Extracted data -
-*-*-

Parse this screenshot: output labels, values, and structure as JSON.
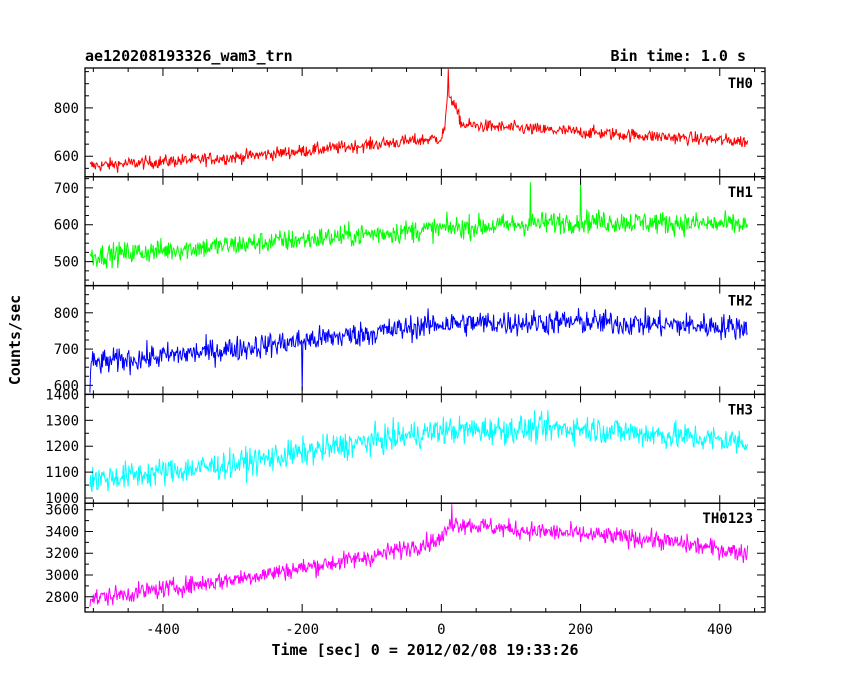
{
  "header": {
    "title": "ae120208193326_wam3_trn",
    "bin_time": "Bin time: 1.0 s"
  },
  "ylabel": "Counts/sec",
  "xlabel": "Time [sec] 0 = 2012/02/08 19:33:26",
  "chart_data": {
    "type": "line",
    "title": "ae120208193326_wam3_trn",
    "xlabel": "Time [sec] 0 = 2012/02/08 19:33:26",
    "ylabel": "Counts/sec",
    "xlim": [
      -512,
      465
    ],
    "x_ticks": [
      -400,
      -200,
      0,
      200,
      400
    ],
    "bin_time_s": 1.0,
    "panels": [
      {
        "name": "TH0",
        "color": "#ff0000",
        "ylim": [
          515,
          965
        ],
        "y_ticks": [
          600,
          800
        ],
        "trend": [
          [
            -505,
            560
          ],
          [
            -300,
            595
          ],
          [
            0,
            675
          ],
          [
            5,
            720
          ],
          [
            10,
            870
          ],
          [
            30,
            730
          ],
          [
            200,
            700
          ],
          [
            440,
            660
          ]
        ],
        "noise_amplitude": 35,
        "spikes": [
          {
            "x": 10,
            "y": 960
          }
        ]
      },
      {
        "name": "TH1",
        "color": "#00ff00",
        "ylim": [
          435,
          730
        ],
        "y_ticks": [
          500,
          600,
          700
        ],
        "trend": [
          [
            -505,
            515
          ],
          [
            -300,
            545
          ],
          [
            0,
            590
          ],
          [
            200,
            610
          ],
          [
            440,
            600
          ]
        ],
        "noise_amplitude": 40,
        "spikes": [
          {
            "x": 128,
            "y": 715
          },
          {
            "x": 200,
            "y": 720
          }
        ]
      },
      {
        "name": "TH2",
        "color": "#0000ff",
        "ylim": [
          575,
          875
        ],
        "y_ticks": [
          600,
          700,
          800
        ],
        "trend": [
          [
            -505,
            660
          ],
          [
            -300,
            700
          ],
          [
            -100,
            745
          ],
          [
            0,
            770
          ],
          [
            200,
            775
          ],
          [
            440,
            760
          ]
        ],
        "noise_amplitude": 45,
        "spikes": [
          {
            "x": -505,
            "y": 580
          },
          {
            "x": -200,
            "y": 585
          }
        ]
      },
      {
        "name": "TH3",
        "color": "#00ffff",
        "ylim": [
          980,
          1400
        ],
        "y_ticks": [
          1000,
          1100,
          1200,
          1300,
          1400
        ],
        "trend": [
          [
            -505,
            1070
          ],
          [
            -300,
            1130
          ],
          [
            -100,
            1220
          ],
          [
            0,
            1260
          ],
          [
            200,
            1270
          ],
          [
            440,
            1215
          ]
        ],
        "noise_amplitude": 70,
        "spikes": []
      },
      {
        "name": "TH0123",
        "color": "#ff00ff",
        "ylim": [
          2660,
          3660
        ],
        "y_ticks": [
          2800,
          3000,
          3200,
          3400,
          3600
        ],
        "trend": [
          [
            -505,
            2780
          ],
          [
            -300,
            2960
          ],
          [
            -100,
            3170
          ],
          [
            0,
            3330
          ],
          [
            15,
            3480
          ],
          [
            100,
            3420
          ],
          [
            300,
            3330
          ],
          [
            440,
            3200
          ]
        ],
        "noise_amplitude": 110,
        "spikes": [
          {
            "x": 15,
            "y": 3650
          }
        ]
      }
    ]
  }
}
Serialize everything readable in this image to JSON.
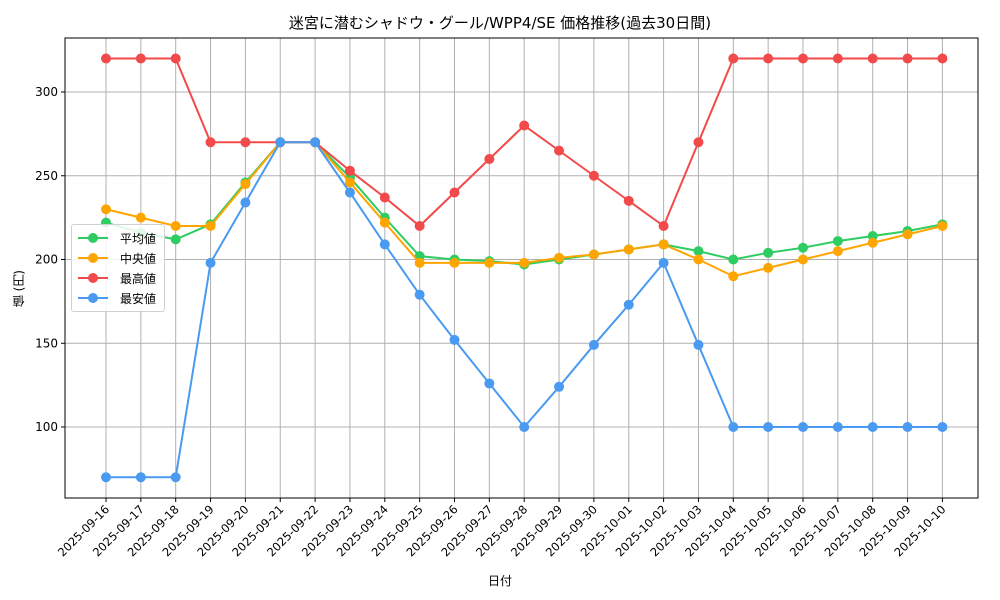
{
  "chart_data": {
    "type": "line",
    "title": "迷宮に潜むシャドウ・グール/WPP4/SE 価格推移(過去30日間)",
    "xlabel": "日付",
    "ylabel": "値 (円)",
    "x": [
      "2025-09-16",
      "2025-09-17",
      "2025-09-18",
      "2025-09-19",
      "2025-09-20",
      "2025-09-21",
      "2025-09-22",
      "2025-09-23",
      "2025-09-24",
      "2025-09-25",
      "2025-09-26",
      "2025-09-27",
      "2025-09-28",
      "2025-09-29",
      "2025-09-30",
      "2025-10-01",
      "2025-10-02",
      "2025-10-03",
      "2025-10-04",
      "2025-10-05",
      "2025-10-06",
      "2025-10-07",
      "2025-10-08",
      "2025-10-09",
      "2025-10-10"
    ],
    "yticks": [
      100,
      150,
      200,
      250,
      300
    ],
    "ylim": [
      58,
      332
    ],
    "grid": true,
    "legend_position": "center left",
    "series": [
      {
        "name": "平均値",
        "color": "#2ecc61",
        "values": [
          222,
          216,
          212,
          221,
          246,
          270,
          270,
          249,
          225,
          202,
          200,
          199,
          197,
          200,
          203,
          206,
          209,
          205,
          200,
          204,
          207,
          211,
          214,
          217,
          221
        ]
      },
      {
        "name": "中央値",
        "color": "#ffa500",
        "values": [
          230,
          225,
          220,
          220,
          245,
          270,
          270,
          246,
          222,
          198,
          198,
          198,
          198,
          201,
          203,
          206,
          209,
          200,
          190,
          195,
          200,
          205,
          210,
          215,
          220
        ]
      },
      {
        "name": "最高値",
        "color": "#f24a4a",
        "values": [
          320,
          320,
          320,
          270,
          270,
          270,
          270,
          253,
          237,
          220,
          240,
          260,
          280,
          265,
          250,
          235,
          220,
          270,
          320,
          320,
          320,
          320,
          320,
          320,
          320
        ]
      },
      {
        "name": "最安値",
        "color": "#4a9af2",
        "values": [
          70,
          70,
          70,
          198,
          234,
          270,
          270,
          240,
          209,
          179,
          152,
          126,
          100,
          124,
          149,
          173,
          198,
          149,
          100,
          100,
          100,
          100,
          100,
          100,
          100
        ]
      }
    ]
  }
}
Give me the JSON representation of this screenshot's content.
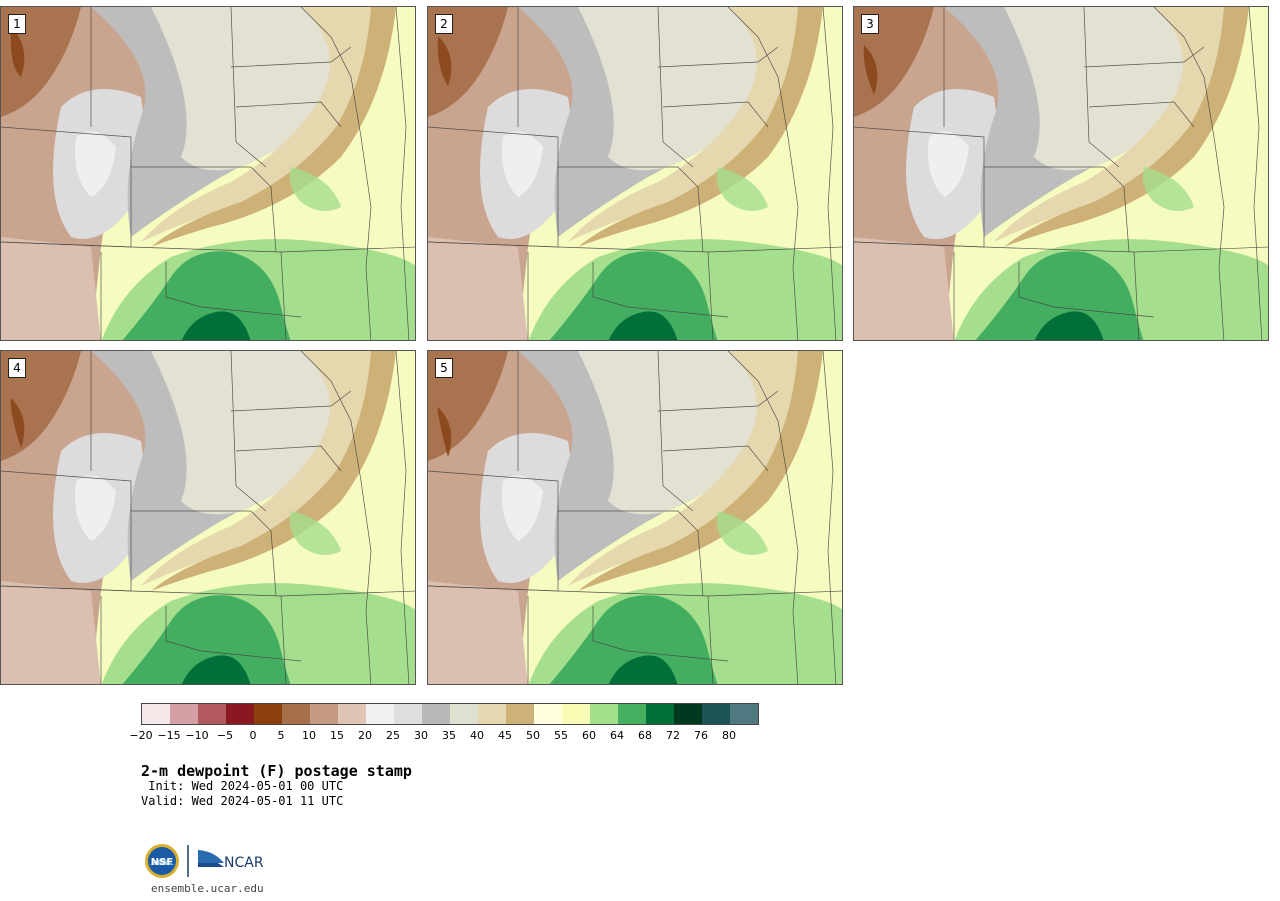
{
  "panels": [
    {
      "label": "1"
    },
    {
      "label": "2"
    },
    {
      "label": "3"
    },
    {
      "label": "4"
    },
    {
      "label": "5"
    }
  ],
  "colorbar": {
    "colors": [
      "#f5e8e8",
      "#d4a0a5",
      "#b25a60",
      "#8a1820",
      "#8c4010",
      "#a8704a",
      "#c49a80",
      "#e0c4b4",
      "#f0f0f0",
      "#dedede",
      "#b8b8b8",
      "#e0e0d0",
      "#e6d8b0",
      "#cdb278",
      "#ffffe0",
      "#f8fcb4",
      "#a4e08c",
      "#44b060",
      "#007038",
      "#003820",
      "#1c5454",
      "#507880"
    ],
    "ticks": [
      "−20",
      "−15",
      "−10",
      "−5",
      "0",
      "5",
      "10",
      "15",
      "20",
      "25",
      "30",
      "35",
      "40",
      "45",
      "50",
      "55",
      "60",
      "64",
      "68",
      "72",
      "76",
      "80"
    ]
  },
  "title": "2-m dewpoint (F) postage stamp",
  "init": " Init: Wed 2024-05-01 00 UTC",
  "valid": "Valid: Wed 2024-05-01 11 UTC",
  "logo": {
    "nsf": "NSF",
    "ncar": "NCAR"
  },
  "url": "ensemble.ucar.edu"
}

-*-*-

Task details -
Go to the line containing "Give me the" and set it down, along with every later line through the last one, exactly as written and without the pictures.

Solution -
Give me the JSON representation of this screenshot's content.
{
  "panels": [
    {
      "label": "1"
    },
    {
      "label": "2"
    },
    {
      "label": "3"
    },
    {
      "label": "4"
    },
    {
      "label": "5"
    }
  ],
  "colorbar": {
    "colors": [
      "#f5e8e8",
      "#d4a0a5",
      "#b25a60",
      "#8a1820",
      "#8c4010",
      "#a8704a",
      "#c49a80",
      "#e0c4b4",
      "#f0f0f0",
      "#dedede",
      "#b8b8b8",
      "#e0e0d0",
      "#e6d8b0",
      "#cdb278",
      "#ffffe0",
      "#f8fcb4",
      "#a4e08c",
      "#44b060",
      "#007038",
      "#003820",
      "#1c5454",
      "#507880"
    ],
    "ticks": [
      "−20",
      "−15",
      "−10",
      "−5",
      "0",
      "5",
      "10",
      "15",
      "20",
      "25",
      "30",
      "35",
      "40",
      "45",
      "50",
      "55",
      "60",
      "64",
      "68",
      "72",
      "76",
      "80"
    ]
  },
  "title": "2-m dewpoint (F) postage stamp",
  "init": " Init: Wed 2024-05-01 00 UTC",
  "valid": "Valid: Wed 2024-05-01 11 UTC",
  "logo": {
    "nsf": "NSF",
    "ncar": "NCAR"
  },
  "url": "ensemble.ucar.edu"
}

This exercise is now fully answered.